# [What the task asks]
Read the entries below and pull out each line with the string "비상계엄".

Stored dataset items:
_ _ _ _

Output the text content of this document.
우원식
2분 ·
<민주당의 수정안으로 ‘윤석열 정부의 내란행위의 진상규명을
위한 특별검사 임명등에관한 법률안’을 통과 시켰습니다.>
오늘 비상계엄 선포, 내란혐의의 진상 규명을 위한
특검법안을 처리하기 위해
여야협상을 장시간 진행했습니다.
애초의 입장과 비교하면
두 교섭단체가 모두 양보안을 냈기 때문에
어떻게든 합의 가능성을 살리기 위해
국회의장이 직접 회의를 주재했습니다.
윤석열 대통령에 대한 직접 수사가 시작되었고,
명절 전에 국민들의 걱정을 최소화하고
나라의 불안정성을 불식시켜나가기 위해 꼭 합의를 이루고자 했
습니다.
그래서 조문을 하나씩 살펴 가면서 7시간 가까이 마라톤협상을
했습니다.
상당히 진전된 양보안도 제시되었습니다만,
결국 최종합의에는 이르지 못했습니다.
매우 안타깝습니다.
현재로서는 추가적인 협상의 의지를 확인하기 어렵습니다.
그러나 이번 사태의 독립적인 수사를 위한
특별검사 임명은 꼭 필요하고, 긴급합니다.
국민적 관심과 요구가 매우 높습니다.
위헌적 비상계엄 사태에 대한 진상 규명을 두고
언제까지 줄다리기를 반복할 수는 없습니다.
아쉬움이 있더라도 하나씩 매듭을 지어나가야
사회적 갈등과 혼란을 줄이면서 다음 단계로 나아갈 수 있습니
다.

_ _ _ _

# [Exercise answer]
오늘 비상계엄 선포, 내란혐의의 진상 규명을 위한
위헌적 비상계엄 사태에 대한 진상 규명을 두고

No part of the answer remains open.